| TEXT ZUR ANALYSE |
···
Mein Bruder geht eigentlich nie in die Kirche und hat auch nicht viel damit am Hut. Neulich hat er mir erzählt, dass er doch mal in einem Gottesdienst war. Er wollte einfach mal gucken. Er hat gemeint, er zahlt ja immerhin Kirchensteuer. Dafür will er auch etwas haben, nämlich einen schönen Gottesdienst. Er war leider doch ziemlich enttäuscht, weil der Gottesdienst wohl sehr langweilig war.
Wir haben uns dann überlegt, warum es sich eigentlich überhaupt lohnt, Kirchensteuer zu zahlen. Natürlich hat man ganz persönlich so kleine Vorteile. Man hat z.B. das Recht, kirchlich zu heiraten. Aber es gibt auch noch andere Sachen, die die Kirche mit dem Geld macht. Zum Beispiel die Diakonie. Sie unterstützt alte und kranke Menschen durch Besuche, Essen oder Pflegedienste. Es gibt Vesperkirchen. Dort bekommen Menschen, die wenig Geld haben, ein sehr günstiges oder sogar kostenloses Mittagessen. Es gibt Angebote in Krankenhäusern, die Menschen nutzen können, wenn sie jemanden zum Reden brauchen. Mein Bruder und ich waren in einem evangelischen Kindergarten. Und wir müssen sonntags nicht arbeiten, weil die Kirche sich dafür einsetzt, dass der Sonntag ein Ruhetag bleibt.
Auch wenn man selbst nicht aktiv in die Kirche geht, kann man durch die Kirchensteuer etwas ausdrücken: Dass man dankbar für die sozialen Angebote und das Engagement der Kirche ist.
···
| BEREITGESTELLTE DATEN |
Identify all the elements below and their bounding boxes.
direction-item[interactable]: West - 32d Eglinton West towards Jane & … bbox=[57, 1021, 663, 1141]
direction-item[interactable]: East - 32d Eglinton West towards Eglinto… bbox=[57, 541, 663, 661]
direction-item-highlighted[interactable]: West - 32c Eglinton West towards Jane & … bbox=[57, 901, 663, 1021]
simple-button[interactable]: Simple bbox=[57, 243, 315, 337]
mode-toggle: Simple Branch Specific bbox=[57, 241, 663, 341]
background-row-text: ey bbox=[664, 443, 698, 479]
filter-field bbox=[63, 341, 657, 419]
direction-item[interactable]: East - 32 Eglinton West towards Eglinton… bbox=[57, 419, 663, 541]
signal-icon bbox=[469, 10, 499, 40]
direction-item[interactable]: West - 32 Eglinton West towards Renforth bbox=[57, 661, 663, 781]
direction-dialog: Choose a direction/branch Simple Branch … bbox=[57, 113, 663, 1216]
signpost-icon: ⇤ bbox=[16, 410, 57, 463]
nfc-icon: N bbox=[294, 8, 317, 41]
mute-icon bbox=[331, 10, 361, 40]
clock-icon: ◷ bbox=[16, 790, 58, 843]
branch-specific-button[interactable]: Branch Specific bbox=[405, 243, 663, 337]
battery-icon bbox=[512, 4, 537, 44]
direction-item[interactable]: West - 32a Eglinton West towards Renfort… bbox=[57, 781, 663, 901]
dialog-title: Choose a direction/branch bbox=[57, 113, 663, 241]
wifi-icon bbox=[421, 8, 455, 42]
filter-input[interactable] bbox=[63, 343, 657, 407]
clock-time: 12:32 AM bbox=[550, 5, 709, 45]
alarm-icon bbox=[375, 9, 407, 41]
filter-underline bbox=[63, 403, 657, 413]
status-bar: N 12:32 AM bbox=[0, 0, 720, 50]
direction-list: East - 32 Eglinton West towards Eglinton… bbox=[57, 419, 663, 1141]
···
| AUFGABE |
Beantworte die folgenden Fragen zum Text über die Kirchensteuer.
1. Warum war der Bruder nach seinem Gottesdienstbesuch enttäuscht?
2. Was bekommen Menschen mit wenig Geld in Vesperkirchen?
3. Wofür kann man durch die Kirchensteuer laut dem Text Dankbarkeit ausdrücken?

| LÖSUNG |
1. Weil der Gottesdienst wohl sehr langweilig war.
2. Ein sehr günstiges oder sogar kostenloses Mittagessen.
3. Für die sozialen Angebote und das Engagement der Kirche.